__GIVEN PROBLEM A__
From the listing, recast the lines between the one holding "calendar-day-cell bbox=[754, 186, 789, 216]" and the one holding "data-point bbox=[332, 501, 337, 506]", inclusive, as a Markdown table with columns Row and Entry. Leave out blank lines.

Monday, September 26, 2005

Bunny Lake Is Missing (1965)

Peter's Nite
Salad with chopped chicken, Crossont selection, Lemon Torte
Special Guest: Lisa Ottobique
All Movie Guide on Otto Preminger: Originally a law student, Otto Preminger got his first acting experience with Max Reinhardt's theater company while studying for his degree. He entered the theater as a producer and director, came to America as a director in 1935, and was hired by 20th Century Fox. After leaving the studio for Broadway at the end of the '30s, he returned in the early '40s, specializing in Nazi roles despite his Jewish faith. Preminger got back into the director's chair with Margin for Error, an adaptation of a play that he had directed on Broadway. Laura, based upon the hit novel and play by Vera Caspary, was to have been made by Rouben Mamoulian; but he was fired soon after production began, and Preminger took over finished the film, which went on to become a huge hit. The director's most important subsequent movie at Fox was Forever Amber, which failed at the box office but enhanced his reputation nonetheless.

__EXTRACTED INFORMATION__
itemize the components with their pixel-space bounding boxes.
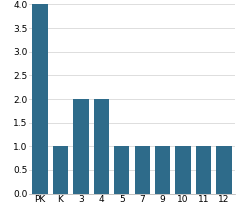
Bar [175, 146, 191, 194]
Bar [32, 4, 48, 194]
Bar [135, 146, 150, 194]
Bar [196, 146, 211, 194]
Bar [114, 146, 129, 194]
Bar [155, 146, 170, 194]
Bar [73, 99, 89, 194]
Bar [94, 99, 109, 194]
Bar [216, 146, 232, 194]
Bar [53, 146, 68, 194]
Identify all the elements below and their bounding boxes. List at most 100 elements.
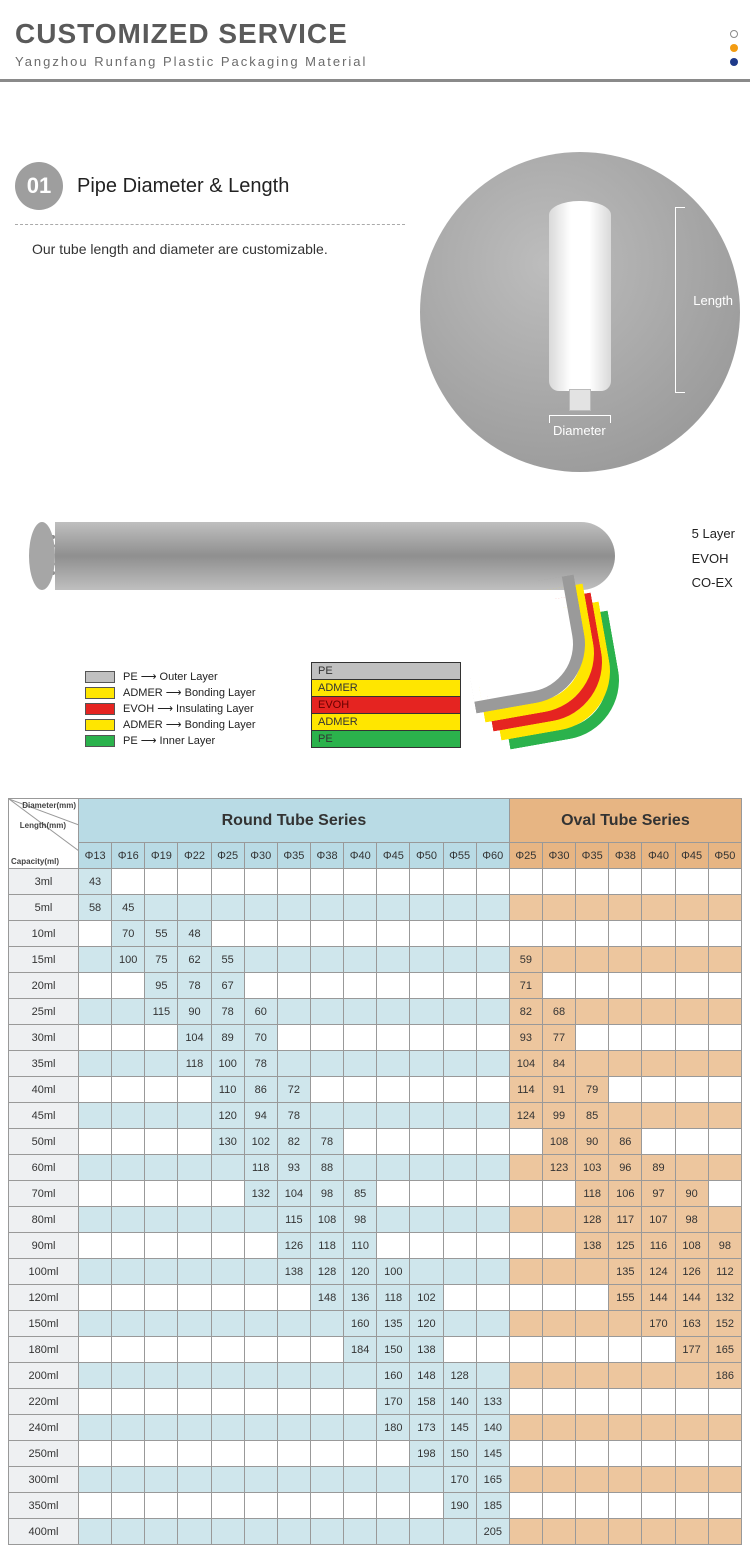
oval-value-cell [609, 1519, 642, 1545]
round-value-cell [79, 1415, 112, 1441]
oval-value-cell: 118 [576, 1181, 609, 1207]
round-value-cell [244, 1467, 277, 1493]
round-value-cell [112, 1025, 145, 1051]
round-value-cell [476, 869, 509, 895]
oval-column-header: Φ25 [509, 843, 542, 869]
oval-value-cell [609, 1025, 642, 1051]
oval-value-cell [576, 1337, 609, 1363]
round-column-header: Φ35 [277, 843, 310, 869]
oval-value-cell [642, 1025, 675, 1051]
round-value-cell: 118 [244, 1155, 277, 1181]
oval-value-cell [708, 1103, 741, 1129]
capacity-cell: 150ml [9, 1311, 79, 1337]
oval-value-cell [708, 895, 741, 921]
round-value-cell [112, 1337, 145, 1363]
round-value-cell [112, 1129, 145, 1155]
round-value-cell [344, 999, 377, 1025]
table-row: 250ml198150145 [9, 1441, 742, 1467]
peel-layers-icon [465, 584, 625, 744]
oval-value-cell [642, 869, 675, 895]
dimension-table: Diameter(mm) Length(mm) Capacity(ml) Rou… [8, 798, 742, 1545]
round-value-cell [79, 1441, 112, 1467]
round-value-cell [112, 1519, 145, 1545]
oval-value-cell: 132 [708, 1285, 741, 1311]
oval-value-cell [576, 973, 609, 999]
round-value-cell [410, 895, 443, 921]
round-value-cell [377, 1519, 410, 1545]
oval-value-cell: 98 [675, 1207, 708, 1233]
round-value-cell: 138 [277, 1259, 310, 1285]
capacity-cell: 35ml [9, 1051, 79, 1077]
oval-value-cell [675, 921, 708, 947]
oval-value-cell [609, 973, 642, 999]
round-value-cell [310, 895, 343, 921]
oval-value-cell [609, 1467, 642, 1493]
round-value-cell [145, 1415, 178, 1441]
round-value-cell [112, 869, 145, 895]
capacity-cell: 40ml [9, 1077, 79, 1103]
oval-value-cell: 177 [675, 1337, 708, 1363]
round-value-cell [344, 1389, 377, 1415]
oval-column-header: Φ40 [642, 843, 675, 869]
capacity-cell: 70ml [9, 1181, 79, 1207]
oval-value-cell: 93 [509, 1025, 542, 1051]
oval-value-cell [675, 1467, 708, 1493]
oval-value-cell: 170 [642, 1311, 675, 1337]
round-value-cell: 132 [244, 1181, 277, 1207]
capacity-cell: 3ml [9, 869, 79, 895]
round-value-cell [79, 1233, 112, 1259]
oval-value-cell [642, 1467, 675, 1493]
oval-value-cell: 90 [675, 1181, 708, 1207]
oval-value-cell [675, 973, 708, 999]
round-value-cell: 100 [211, 1051, 244, 1077]
legend-swatch-icon [85, 671, 115, 683]
section-pipe-dimensions: 01 Pipe Diameter & Length Our tube lengt… [0, 162, 750, 492]
round-value-cell [310, 1025, 343, 1051]
oval-value-cell: 97 [642, 1181, 675, 1207]
round-value-cell [476, 1285, 509, 1311]
table-row: 300ml170165 [9, 1467, 742, 1493]
tube-neck-icon [569, 389, 591, 411]
round-value-cell: 55 [145, 921, 178, 947]
round-value-cell [377, 1025, 410, 1051]
table-row: 100ml138128120100135124126112 [9, 1259, 742, 1285]
round-value-cell [178, 1077, 211, 1103]
oval-value-cell [576, 1519, 609, 1545]
round-value-cell [178, 1363, 211, 1389]
oval-value-cell: 117 [609, 1207, 642, 1233]
oval-value-cell [609, 1051, 642, 1077]
round-value-cell [244, 921, 277, 947]
round-value-cell [145, 1285, 178, 1311]
oval-value-cell [708, 1441, 741, 1467]
oval-value-cell [576, 1415, 609, 1441]
length-dimension-line [675, 207, 685, 393]
oval-value-cell [542, 1493, 575, 1519]
round-value-cell [178, 1181, 211, 1207]
round-value-cell [476, 973, 509, 999]
round-value-cell: 62 [178, 947, 211, 973]
round-value-cell: 180 [377, 1415, 410, 1441]
legend-name: PE ⟶ Outer Layer [123, 670, 218, 683]
round-value-cell [310, 1051, 343, 1077]
round-value-cell [410, 1259, 443, 1285]
capacity-cell: 240ml [9, 1415, 79, 1441]
oval-value-cell: 144 [675, 1285, 708, 1311]
round-value-cell: 93 [277, 1155, 310, 1181]
oval-value-cell [609, 1337, 642, 1363]
round-value-cell [211, 1467, 244, 1493]
oval-value-cell [609, 1363, 642, 1389]
oval-value-cell: 186 [708, 1363, 741, 1389]
page-header: CUSTOMIZED SERVICE Yangzhou Runfang Plas… [0, 0, 750, 82]
round-value-cell [344, 921, 377, 947]
round-value-cell [244, 1337, 277, 1363]
round-value-cell [145, 1337, 178, 1363]
oval-value-cell [609, 1077, 642, 1103]
round-value-cell [244, 1259, 277, 1285]
section-number: 01 [27, 173, 51, 199]
table-row: 40ml11086721149179 [9, 1077, 742, 1103]
round-value-cell: 160 [344, 1311, 377, 1337]
round-column-header: Φ13 [79, 843, 112, 869]
round-value-cell [145, 1311, 178, 1337]
legend-row: ADMER ⟶ Bonding Layer [85, 718, 256, 731]
round-value-cell [112, 999, 145, 1025]
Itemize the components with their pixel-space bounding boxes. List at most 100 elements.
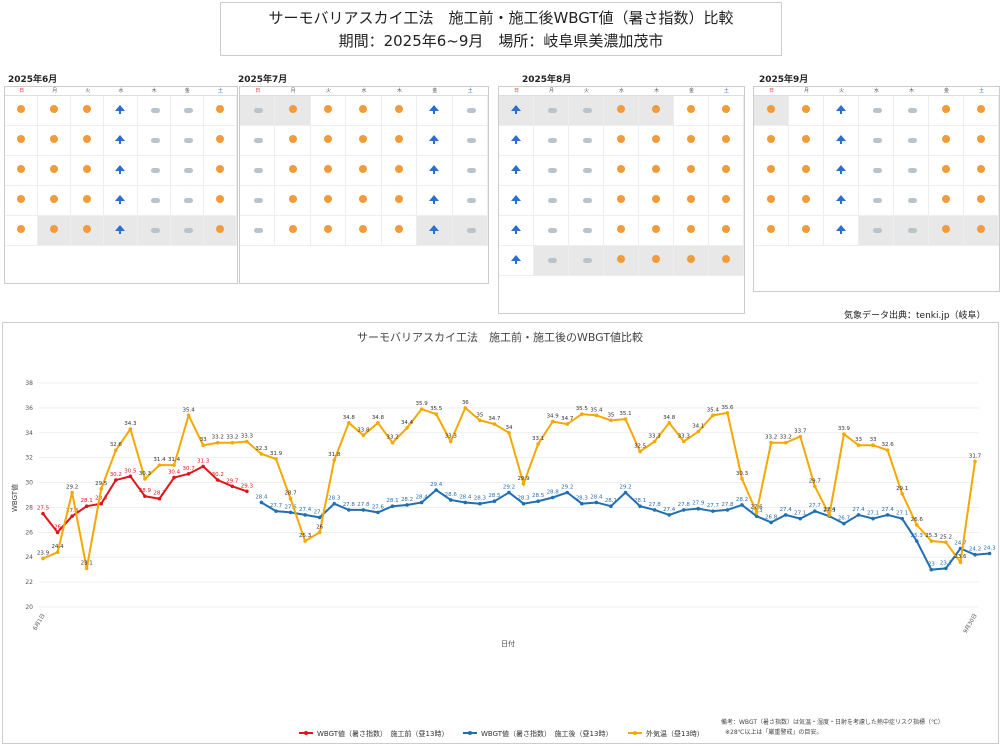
calendar-day-cell bbox=[754, 186, 789, 216]
data-point bbox=[303, 539, 307, 543]
cloud-icon bbox=[548, 258, 557, 263]
calendar-day-cell bbox=[929, 126, 964, 156]
calendar-day-cell bbox=[964, 126, 999, 156]
data-point bbox=[332, 501, 337, 506]
calendar-day-cell bbox=[275, 216, 311, 246]
data-label: 36 bbox=[462, 400, 469, 406]
calendar-day-cell bbox=[452, 96, 488, 126]
calendar-day-cell bbox=[417, 216, 453, 246]
calendar-day-cell bbox=[754, 216, 789, 246]
data-point bbox=[769, 520, 773, 525]
umbrella-icon bbox=[429, 195, 440, 204]
data-point bbox=[376, 510, 380, 515]
cloud-icon bbox=[873, 108, 882, 113]
calendar-day-cell bbox=[452, 216, 488, 246]
calendar-day-cell bbox=[534, 186, 569, 216]
calendar-dow: 火 bbox=[71, 87, 105, 96]
umbrella-icon bbox=[836, 105, 846, 114]
data-point bbox=[288, 496, 293, 501]
data-point bbox=[172, 475, 176, 480]
data-point bbox=[900, 516, 904, 521]
calendar-september: 日月火水木金土 bbox=[753, 86, 1000, 292]
data-point bbox=[580, 412, 584, 416]
cloud-icon bbox=[908, 228, 917, 233]
sunny-icon bbox=[288, 135, 297, 143]
calendar-day-cell bbox=[859, 186, 894, 216]
calendar-day-cell bbox=[709, 246, 744, 276]
sunny-icon bbox=[687, 165, 695, 173]
data-point bbox=[390, 504, 395, 508]
calendar-day-cell bbox=[859, 96, 894, 126]
calendar-day-cell bbox=[894, 126, 929, 156]
calendar-day-cell bbox=[639, 96, 674, 126]
data-label: 27.1 bbox=[794, 511, 806, 517]
chart-container: サーモバリアスカイ工法 施工前・施工後のWBGT値比較 WBGT値 日付 20 2… bbox=[2, 322, 999, 744]
calendar-day-cell bbox=[275, 186, 311, 216]
cloud-icon bbox=[583, 108, 592, 113]
data-point bbox=[565, 490, 570, 495]
cloud-icon bbox=[873, 198, 882, 203]
data-label: 29.2 bbox=[619, 485, 631, 491]
calendar-day-cell bbox=[674, 186, 709, 216]
calendar-day-cell bbox=[859, 156, 894, 186]
title-box: サーモバリアスカイ工法 施工前・施工後WBGT値（暑さ指数）比較 期間：2025… bbox=[220, 2, 782, 56]
data-label: 31.8 bbox=[328, 452, 341, 458]
data-point bbox=[842, 432, 846, 436]
calendar-day-cell bbox=[381, 156, 418, 186]
calendar-day-cell bbox=[203, 126, 237, 156]
data-point bbox=[215, 478, 220, 482]
sunny-icon bbox=[767, 135, 775, 143]
calendar-day-cell bbox=[137, 126, 171, 156]
calendar-day-cell bbox=[71, 216, 105, 246]
calendar-day-cell bbox=[674, 216, 709, 246]
data-point bbox=[274, 457, 278, 461]
calendar-day-cell bbox=[452, 126, 488, 156]
sunny-icon bbox=[617, 195, 625, 203]
calendar-day-cell bbox=[104, 126, 138, 156]
calendar-day-cell bbox=[38, 156, 72, 186]
data-label: 35.4 bbox=[590, 407, 603, 413]
calendar-day-cell bbox=[346, 216, 382, 246]
umbrella-icon bbox=[836, 195, 846, 204]
data-point bbox=[215, 440, 220, 445]
calendar-day-cell bbox=[964, 96, 999, 126]
data-label: 30.2 bbox=[110, 472, 122, 478]
sunny-icon bbox=[942, 195, 950, 203]
calendar-day-cell bbox=[499, 156, 534, 186]
calendar-day-cell bbox=[170, 96, 204, 126]
data-label: 23.1 bbox=[81, 560, 93, 566]
cloud-icon bbox=[466, 138, 476, 143]
sunny-icon bbox=[977, 165, 985, 173]
data-label: 33.3 bbox=[678, 433, 691, 439]
sunny-icon bbox=[942, 135, 950, 143]
data-point bbox=[361, 508, 366, 512]
cloud-icon bbox=[583, 168, 592, 173]
data-label: 31.4 bbox=[168, 457, 181, 463]
calendar-day-cell bbox=[709, 96, 744, 126]
data-label: 28.1 bbox=[386, 498, 398, 504]
data-label: 34.9 bbox=[547, 414, 560, 420]
calendar-day-cell bbox=[310, 126, 347, 156]
cloud-icon bbox=[150, 228, 160, 233]
calendar-dow: 月 bbox=[534, 87, 569, 96]
cloud-icon bbox=[908, 168, 917, 173]
sunny-icon bbox=[17, 105, 26, 113]
data-point bbox=[740, 477, 744, 481]
calendar-dow: 土 bbox=[964, 87, 999, 96]
data-point bbox=[914, 539, 919, 543]
data-point bbox=[681, 439, 686, 444]
data-point bbox=[594, 500, 599, 505]
data-point bbox=[245, 489, 249, 494]
sunny-icon bbox=[722, 165, 730, 173]
sunny-icon bbox=[722, 195, 730, 203]
data-label: 27.6 bbox=[372, 504, 385, 510]
data-point bbox=[681, 508, 686, 512]
calendar-day-cell bbox=[789, 126, 824, 156]
legend-marker-before bbox=[304, 731, 308, 735]
data-label: 28.3 bbox=[517, 496, 530, 502]
data-point bbox=[463, 406, 468, 410]
calendar-day-cell bbox=[275, 96, 311, 126]
data-label: 35.5 bbox=[576, 406, 589, 412]
calendar-dow: 金 bbox=[929, 87, 964, 96]
data-point bbox=[434, 488, 438, 492]
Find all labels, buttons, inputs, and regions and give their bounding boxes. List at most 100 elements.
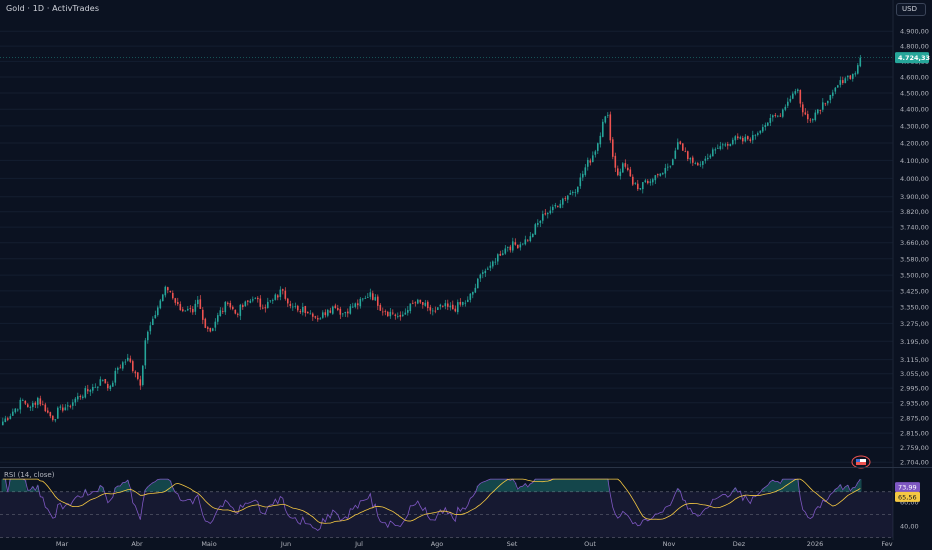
candle	[244, 300, 247, 307]
price-axis-label: 4.000,00	[900, 175, 929, 183]
candle-body	[749, 139, 752, 141]
candle	[422, 301, 424, 309]
candle	[297, 304, 299, 313]
rsi-axis-label: 40,00	[900, 523, 919, 531]
candle	[9, 413, 12, 420]
candle	[612, 137, 614, 160]
candle-body	[277, 295, 279, 298]
candle	[299, 308, 302, 314]
candle	[797, 88, 799, 94]
candle-body	[329, 310, 332, 313]
candle	[489, 261, 492, 272]
candle	[344, 311, 347, 317]
candle-body	[844, 78, 847, 84]
candle-body	[2, 421, 4, 426]
candle-body	[812, 119, 814, 121]
candle-body	[204, 318, 207, 328]
candle	[544, 209, 547, 216]
candle	[782, 108, 784, 119]
candle	[222, 307, 224, 315]
candle	[634, 182, 637, 185]
flag-icon-blue	[856, 459, 860, 462]
candle-body	[304, 305, 307, 313]
candle	[712, 147, 714, 157]
candle	[467, 296, 469, 303]
candle	[67, 401, 69, 411]
candle-body	[549, 210, 552, 214]
candle	[582, 170, 584, 181]
candle	[777, 115, 779, 118]
candle-body	[349, 306, 352, 314]
candle-body	[389, 311, 392, 317]
candle-body	[587, 159, 589, 167]
candle-body	[202, 309, 204, 320]
candle	[134, 370, 137, 378]
candle-body	[642, 182, 644, 190]
candle	[632, 174, 634, 187]
candle	[794, 88, 797, 96]
candle-body	[374, 297, 377, 301]
candle-body	[314, 316, 317, 318]
candle	[852, 73, 854, 82]
candle-body	[664, 167, 667, 174]
candle	[424, 299, 427, 307]
candle-body	[432, 310, 434, 312]
candle-body	[422, 302, 424, 305]
candle-body	[212, 328, 214, 331]
candle	[167, 286, 169, 294]
candle-body	[527, 240, 529, 242]
candle	[42, 400, 44, 406]
candle	[652, 177, 654, 186]
candle-body	[392, 312, 394, 314]
candle	[409, 303, 412, 314]
candle	[757, 131, 759, 137]
currency-selector-button[interactable]: USD	[896, 3, 926, 16]
price-axis-label: 2.815,00	[900, 430, 929, 438]
candle	[274, 293, 277, 301]
candle-body	[712, 149, 714, 157]
candle-body	[299, 311, 302, 313]
candle	[647, 179, 649, 185]
candle-body	[182, 309, 184, 312]
candle	[392, 309, 394, 316]
candle-body	[739, 137, 742, 139]
candle	[474, 283, 477, 294]
candle-body	[852, 73, 854, 79]
candle	[547, 212, 549, 219]
candle	[657, 173, 659, 178]
candle	[399, 311, 402, 321]
rsi-title: RSI (14, close)	[4, 471, 55, 479]
candle	[164, 285, 167, 298]
candle-body	[239, 304, 242, 316]
candle	[504, 245, 507, 255]
candle-body	[687, 151, 689, 159]
rsi-axis-label-overlap: 60,00	[900, 499, 919, 507]
candle-body	[34, 402, 37, 405]
candle	[172, 290, 174, 300]
price-axis: 4.900,004.800,004.700,004.600,004.500,00…	[892, 0, 929, 540]
candle	[427, 300, 429, 312]
candle	[737, 133, 739, 140]
flag-icon-white	[856, 459, 866, 462]
candle-body	[407, 310, 409, 313]
candle	[342, 312, 344, 317]
candle	[529, 231, 532, 243]
candle	[312, 312, 314, 321]
candle	[294, 302, 297, 309]
candle	[527, 238, 529, 242]
candle	[242, 303, 244, 310]
candle-body	[599, 135, 602, 145]
candle-body	[847, 75, 849, 78]
candle-body	[382, 311, 384, 313]
price-axis-label: 3.660,00	[900, 239, 929, 247]
candle	[857, 63, 859, 75]
candle	[239, 303, 242, 321]
candle-body	[492, 261, 494, 267]
candle	[314, 315, 317, 319]
candle	[532, 233, 534, 238]
candle-body	[12, 411, 14, 416]
time-axis-label: Mar	[56, 540, 69, 548]
candle	[112, 380, 114, 387]
candle	[64, 404, 67, 411]
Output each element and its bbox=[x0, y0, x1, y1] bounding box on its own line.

__GIVEN PROBLEM B__
Translate this sentence from the movie-night page on Otto Preminger into Spanish: "Preminger got back into the director's chair with Margin for Error, an adaptation of a play that he had directed on Broadway."

__ANSWER A__
| Row | Entry |
|---|---|
| 1 | calendar-day-cell bbox=[754, 186, 789, 216] |
| 2 | data-point bbox=[303, 539, 307, 543] |
| 3 | cloud-icon bbox=[548, 258, 557, 263] |
| 4 | calendar-day-cell bbox=[929, 126, 964, 156] |
| 5 | calendar-day-cell bbox=[964, 126, 999, 156] |
| 6 | data-point bbox=[332, 501, 337, 506] |

__ANSWER B__
Preminger volvió a la silla de director con Margin for Error, una adaptación de una obra que él había dirigido en Broadway.